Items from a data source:
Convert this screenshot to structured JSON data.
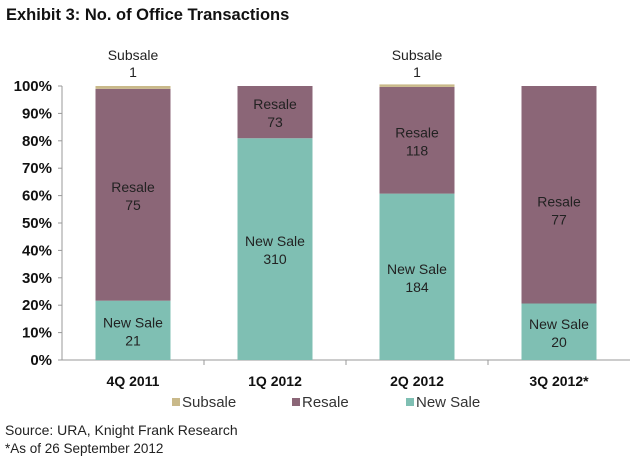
{
  "title": "Exhibit 3: No. of Office Transactions",
  "footer": {
    "source": "Source: URA, Knight Frank Research",
    "note": "*As of 26 September 2012"
  },
  "chart_data": {
    "type": "bar",
    "stacked": true,
    "percent_stacked": true,
    "title": "Exhibit 3: No. of Office Transactions",
    "xlabel": "",
    "ylabel": "",
    "ylim": [
      0,
      100
    ],
    "yticks": [
      "0%",
      "10%",
      "20%",
      "30%",
      "40%",
      "50%",
      "60%",
      "70%",
      "80%",
      "90%",
      "100%"
    ],
    "categories": [
      "4Q 2011",
      "1Q 2012",
      "2Q 2012",
      "3Q 2012*"
    ],
    "series": [
      {
        "name": "New Sale",
        "color": "#7fbfb3",
        "values": [
          21,
          310,
          184,
          20
        ]
      },
      {
        "name": "Resale",
        "color": "#8b6677",
        "values": [
          75,
          73,
          118,
          77
        ]
      },
      {
        "name": "Subsale",
        "color": "#c9b98a",
        "values": [
          1,
          0,
          1,
          0
        ]
      }
    ],
    "legend": {
      "position": "bottom",
      "order": [
        "Subsale",
        "Resale",
        "New Sale"
      ]
    },
    "grid": false
  }
}
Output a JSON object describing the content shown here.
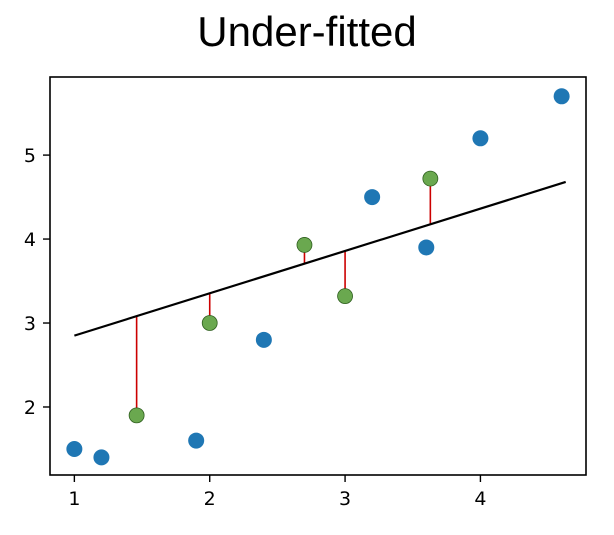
{
  "chart_data": {
    "type": "scatter",
    "title": "Under-fitted",
    "xlabel": "",
    "ylabel": "",
    "xlim": [
      0.82,
      4.78
    ],
    "ylim": [
      1.19,
      5.93
    ],
    "xticks": [
      1,
      2,
      3,
      4
    ],
    "yticks": [
      2,
      3,
      4,
      5
    ],
    "grid": false,
    "colors": {
      "train": "#1f77b4",
      "test": "#6aa84f",
      "fit": "#000000",
      "residual": "#cc0000"
    },
    "train_points": [
      {
        "x": 1.0,
        "y": 1.5
      },
      {
        "x": 1.2,
        "y": 1.4
      },
      {
        "x": 1.9,
        "y": 1.6
      },
      {
        "x": 2.4,
        "y": 2.8
      },
      {
        "x": 3.2,
        "y": 4.5
      },
      {
        "x": 3.6,
        "y": 3.9
      },
      {
        "x": 4.0,
        "y": 5.2
      },
      {
        "x": 4.6,
        "y": 5.7
      }
    ],
    "test_points": [
      {
        "x": 1.46,
        "y": 1.9
      },
      {
        "x": 2.0,
        "y": 3.0
      },
      {
        "x": 2.7,
        "y": 3.93
      },
      {
        "x": 3.0,
        "y": 3.32
      },
      {
        "x": 3.63,
        "y": 4.72
      }
    ],
    "fit_line": {
      "x": [
        1.0,
        4.63
      ],
      "y": [
        2.85,
        4.68
      ]
    }
  }
}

PROMPT - Restate the whole listing above exactly, please, omitting every image.

EXERCISE ANSWER -
Convert this screenshot to structured JSON data.
{
  "title": "Exhibit 3: No. of Office Transactions",
  "footer": {
    "source": "Source: URA, Knight Frank Research",
    "note": "*As of 26 September 2012"
  },
  "chart_data": {
    "type": "bar",
    "stacked": true,
    "percent_stacked": true,
    "title": "Exhibit 3: No. of Office Transactions",
    "xlabel": "",
    "ylabel": "",
    "ylim": [
      0,
      100
    ],
    "yticks": [
      "0%",
      "10%",
      "20%",
      "30%",
      "40%",
      "50%",
      "60%",
      "70%",
      "80%",
      "90%",
      "100%"
    ],
    "categories": [
      "4Q 2011",
      "1Q 2012",
      "2Q 2012",
      "3Q 2012*"
    ],
    "series": [
      {
        "name": "New Sale",
        "color": "#7fbfb3",
        "values": [
          21,
          310,
          184,
          20
        ]
      },
      {
        "name": "Resale",
        "color": "#8b6677",
        "values": [
          75,
          73,
          118,
          77
        ]
      },
      {
        "name": "Subsale",
        "color": "#c9b98a",
        "values": [
          1,
          0,
          1,
          0
        ]
      }
    ],
    "legend": {
      "position": "bottom",
      "order": [
        "Subsale",
        "Resale",
        "New Sale"
      ]
    },
    "grid": false
  }
}
Output a JSON object describing the content shown here.
{
  "chart_data": {
    "type": "scatter",
    "title": "Under-fitted",
    "xlabel": "",
    "ylabel": "",
    "xlim": [
      0.82,
      4.78
    ],
    "ylim": [
      1.19,
      5.93
    ],
    "xticks": [
      1,
      2,
      3,
      4
    ],
    "yticks": [
      2,
      3,
      4,
      5
    ],
    "grid": false,
    "colors": {
      "train": "#1f77b4",
      "test": "#6aa84f",
      "fit": "#000000",
      "residual": "#cc0000"
    },
    "train_points": [
      {
        "x": 1.0,
        "y": 1.5
      },
      {
        "x": 1.2,
        "y": 1.4
      },
      {
        "x": 1.9,
        "y": 1.6
      },
      {
        "x": 2.4,
        "y": 2.8
      },
      {
        "x": 3.2,
        "y": 4.5
      },
      {
        "x": 3.6,
        "y": 3.9
      },
      {
        "x": 4.0,
        "y": 5.2
      },
      {
        "x": 4.6,
        "y": 5.7
      }
    ],
    "test_points": [
      {
        "x": 1.46,
        "y": 1.9
      },
      {
        "x": 2.0,
        "y": 3.0
      },
      {
        "x": 2.7,
        "y": 3.93
      },
      {
        "x": 3.0,
        "y": 3.32
      },
      {
        "x": 3.63,
        "y": 4.72
      }
    ],
    "fit_line": {
      "x": [
        1.0,
        4.63
      ],
      "y": [
        2.85,
        4.68
      ]
    }
  }
}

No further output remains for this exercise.